§ **Data provided**
-.-.-

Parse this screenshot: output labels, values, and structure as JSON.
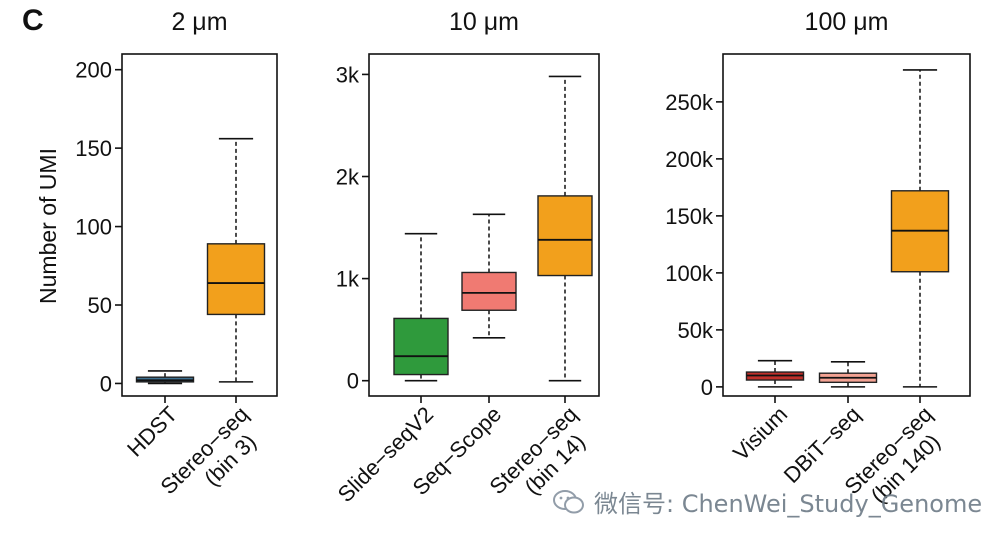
{
  "panel_label": "C",
  "watermark": {
    "text": "微信号: ChenWei_Study_Genome",
    "icon": "wechat-icon"
  },
  "y_axis_label": "Number of UMI",
  "chart_data": [
    {
      "type": "box",
      "title": "2 μm",
      "ylabel": "Number of UMI",
      "ylim": [
        -8,
        210
      ],
      "yticks": [
        0,
        50,
        100,
        150,
        200
      ],
      "ytick_labels": [
        "0",
        "50",
        "100",
        "150",
        "200"
      ],
      "categories": [
        "HDST",
        "Stereo−seq (bin 3)"
      ],
      "xtick_labels": [
        [
          "HDST"
        ],
        [
          "Stereo−seq",
          "(bin 3)"
        ]
      ],
      "series": [
        {
          "category": "HDST",
          "color": "#3d6f8f",
          "whisker_low": 0,
          "q1": 1,
          "median": 2,
          "q3": 4,
          "whisker_high": 8
        },
        {
          "category": "Stereo−seq (bin 3)",
          "color": "#f2a01c",
          "whisker_low": 1,
          "q1": 44,
          "median": 64,
          "q3": 89,
          "whisker_high": 156
        }
      ]
    },
    {
      "type": "box",
      "title": "10 μm",
      "ylabel": "",
      "ylim": [
        -150,
        3200
      ],
      "yticks": [
        0,
        1000,
        2000,
        3000
      ],
      "ytick_labels": [
        "0",
        "1k",
        "2k",
        "3k"
      ],
      "categories": [
        "Slide−seqV2",
        "Seq−Scope",
        "Stereo−seq (bin 14)"
      ],
      "xtick_labels": [
        [
          "Slide−seqV2"
        ],
        [
          "Seq−Scope"
        ],
        [
          "Stereo−seq",
          "(bin 14)"
        ]
      ],
      "series": [
        {
          "category": "Slide−seqV2",
          "color": "#2f9a3c",
          "whisker_low": 0,
          "q1": 60,
          "median": 240,
          "q3": 610,
          "whisker_high": 1440
        },
        {
          "category": "Seq−Scope",
          "color": "#f07a72",
          "whisker_low": 420,
          "q1": 690,
          "median": 860,
          "q3": 1060,
          "whisker_high": 1630
        },
        {
          "category": "Stereo−seq (bin 14)",
          "color": "#f2a01c",
          "whisker_low": 0,
          "q1": 1030,
          "median": 1380,
          "q3": 1810,
          "whisker_high": 2980
        }
      ]
    },
    {
      "type": "box",
      "title": "100 μm",
      "ylabel": "",
      "ylim": [
        -8000,
        292000
      ],
      "yticks": [
        0,
        50000,
        100000,
        150000,
        200000,
        250000
      ],
      "ytick_labels": [
        "0",
        "50k",
        "100k",
        "150k",
        "200k",
        "250k"
      ],
      "categories": [
        "Visium",
        "DBiT−seq",
        "Stereo−seq (bin 140)"
      ],
      "xtick_labels": [
        [
          "Visium"
        ],
        [
          "DBiT−seq"
        ],
        [
          "Stereo−seq",
          "(bin 140)"
        ]
      ],
      "series": [
        {
          "category": "Visium",
          "color": "#c0302a",
          "whisker_low": 0,
          "q1": 6000,
          "median": 10000,
          "q3": 13000,
          "whisker_high": 23000
        },
        {
          "category": "DBiT−seq",
          "color": "#f3a293",
          "whisker_low": 0,
          "q1": 4000,
          "median": 8000,
          "q3": 12000,
          "whisker_high": 22000
        },
        {
          "category": "Stereo−seq (bin 140)",
          "color": "#f2a01c",
          "whisker_low": 0,
          "q1": 101000,
          "median": 137000,
          "q3": 172000,
          "whisker_high": 278000
        }
      ]
    }
  ]
}
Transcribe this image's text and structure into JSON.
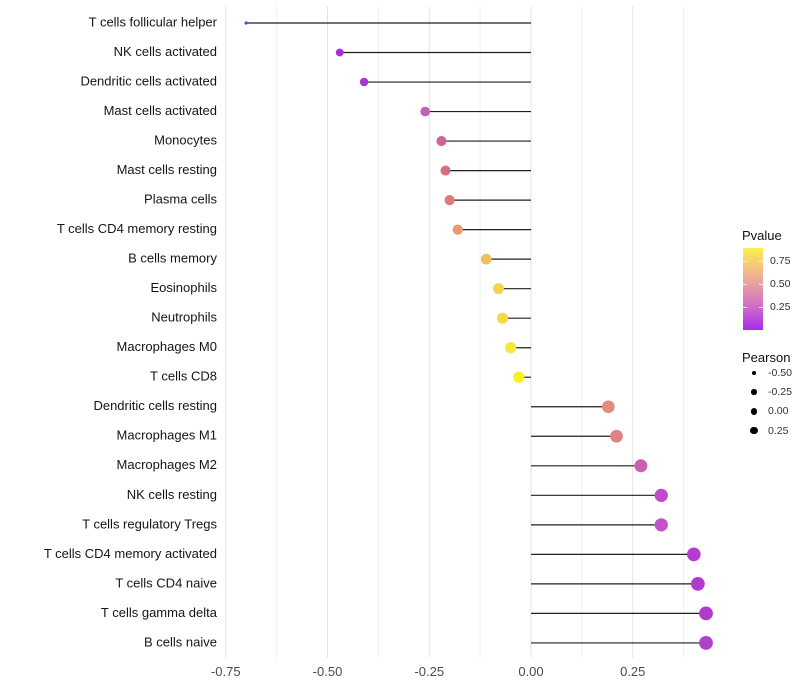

-.-.-

§ **About this exercise**
Across the data above, how many lines contain "Slide"? Reply with a bare number.

§ **Task answer**
3